→ **Work to complete**: Quote, without change, all of the lines that follow.

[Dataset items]
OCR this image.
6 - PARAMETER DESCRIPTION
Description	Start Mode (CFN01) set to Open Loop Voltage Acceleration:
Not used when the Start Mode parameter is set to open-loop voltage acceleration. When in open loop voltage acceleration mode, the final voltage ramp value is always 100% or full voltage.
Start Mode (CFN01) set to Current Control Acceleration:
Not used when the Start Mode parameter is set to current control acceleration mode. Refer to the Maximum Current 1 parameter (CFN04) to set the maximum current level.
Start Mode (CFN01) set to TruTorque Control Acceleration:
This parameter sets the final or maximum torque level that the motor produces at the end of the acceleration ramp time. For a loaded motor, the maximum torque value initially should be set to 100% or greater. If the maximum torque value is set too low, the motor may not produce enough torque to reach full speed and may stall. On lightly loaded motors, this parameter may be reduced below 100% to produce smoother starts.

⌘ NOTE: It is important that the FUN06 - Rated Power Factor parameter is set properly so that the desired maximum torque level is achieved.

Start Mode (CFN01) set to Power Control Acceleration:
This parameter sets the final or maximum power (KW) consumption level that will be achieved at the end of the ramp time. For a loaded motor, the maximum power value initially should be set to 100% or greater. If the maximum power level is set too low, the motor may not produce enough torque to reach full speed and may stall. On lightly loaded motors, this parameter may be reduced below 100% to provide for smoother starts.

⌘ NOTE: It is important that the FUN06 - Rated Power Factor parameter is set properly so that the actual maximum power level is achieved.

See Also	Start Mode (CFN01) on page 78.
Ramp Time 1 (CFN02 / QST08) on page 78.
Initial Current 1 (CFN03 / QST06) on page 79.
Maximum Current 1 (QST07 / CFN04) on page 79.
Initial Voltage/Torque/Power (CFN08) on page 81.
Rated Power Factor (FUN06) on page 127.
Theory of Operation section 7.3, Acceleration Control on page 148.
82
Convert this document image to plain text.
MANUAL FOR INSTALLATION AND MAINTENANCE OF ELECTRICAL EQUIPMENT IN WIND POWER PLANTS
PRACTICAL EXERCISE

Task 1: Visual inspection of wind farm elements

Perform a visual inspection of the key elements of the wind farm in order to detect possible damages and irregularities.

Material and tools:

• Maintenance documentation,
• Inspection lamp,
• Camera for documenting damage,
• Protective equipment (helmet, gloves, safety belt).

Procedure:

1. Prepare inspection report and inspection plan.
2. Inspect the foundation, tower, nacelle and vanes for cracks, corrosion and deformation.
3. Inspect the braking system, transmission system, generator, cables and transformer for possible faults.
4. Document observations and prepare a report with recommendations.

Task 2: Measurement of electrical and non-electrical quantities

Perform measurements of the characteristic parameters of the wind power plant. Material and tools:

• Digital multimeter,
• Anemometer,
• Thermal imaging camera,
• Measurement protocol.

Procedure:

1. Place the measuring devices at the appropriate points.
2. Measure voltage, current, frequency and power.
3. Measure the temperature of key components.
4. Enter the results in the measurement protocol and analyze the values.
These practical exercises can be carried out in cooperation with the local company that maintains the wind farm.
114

→ **Task response**:
OCR this image.
6 - PARAMETER DESCRIPTION
Description	Start Mode (CFN01) set to Open Loop Voltage Acceleration:
Not used when the Start Mode parameter is set to open-loop voltage acceleration. When in open loop voltage acceleration mode, the final voltage ramp value is always 100% or full voltage.
Start Mode (CFN01) set to Current Control Acceleration:
Not used when the Start Mode parameter is set to current control acceleration mode. Refer to the Maximum Current 1 parameter (CFN04) to set the maximum current level.
Start Mode (CFN01) set to TruTorque Control Acceleration:
This parameter sets the final or maximum torque level that the motor produces at the end of the acceleration ramp time. For a loaded motor, the maximum torque value initially should be set to 100% or greater. If the maximum torque value is set too low, the motor may not produce enough torque to reach full speed and may stall. On lightly loaded motors, this parameter may be reduced below 100% to produce smoother starts.

⌘ NOTE: It is important that the FUN06 - Rated Power Factor parameter is set properly so that the desired maximum torque level is achieved.

Start Mode (CFN01) set to Power Control Acceleration:
This parameter sets the final or maximum power (KW) consumption level that will be achieved at the end of the ramp time. For a loaded motor, the maximum power value initially should be set to 100% or greater. If the maximum power level is set too low, the motor may not produce enough torque to reach full speed and may stall. On lightly loaded motors, this parameter may be reduced below 100% to provide for smoother starts.

⌘ NOTE: It is important that the FUN06 - Rated Power Factor parameter is set properly so that the actual maximum power level is achieved.

See Also	Start Mode (CFN01) on page 78.
Ramp Time 1 (CFN02 / QST08) on page 78.
Initial Current 1 (CFN03 / QST06) on page 79.
Maximum Current 1 (QST07 / CFN04) on page 79.
Initial Voltage/Torque/Power (CFN08) on page 81.
Rated Power Factor (FUN06) on page 127.
Theory of Operation section 7.3, Acceleration Control on page 148.
82
Convert this document image to plain text.
MANUAL FOR INSTALLATION AND MAINTENANCE OF ELECTRICAL EQUIPMENT IN WIND POWER PLANTS
PRACTICAL EXERCISE

Task 1: Visual inspection of wind farm elements

Perform a visual inspection of the key elements of the wind farm in order to detect possible damages and irregularities.

Material and tools:

• Maintenance documentation,
• Inspection lamp,
• Camera for documenting damage,
• Protective equipment (helmet, gloves, safety belt).

Procedure:

1. Prepare inspection report and inspection plan.
2. Inspect the foundation, tower, nacelle and vanes for cracks, corrosion and deformation.
3. Inspect the braking system, transmission system, generator, cables and transformer for possible faults.
4. Document observations and prepare a report with recommendations.

Task 2: Measurement of electrical and non-electrical quantities

Perform measurements of the characteristic parameters of the wind power plant. Material and tools:

• Digital multimeter,
• Anemometer,
• Thermal imaging camera,
• Measurement protocol.

Procedure:

1. Place the measuring devices at the appropriate points.
2. Measure voltage, current, frequency and power.
3. Measure the temperature of key components.
4. Enter the results in the measurement protocol and analyze the values.
These practical exercises can be carried out in cooperation with the local company that maintains the wind farm.
114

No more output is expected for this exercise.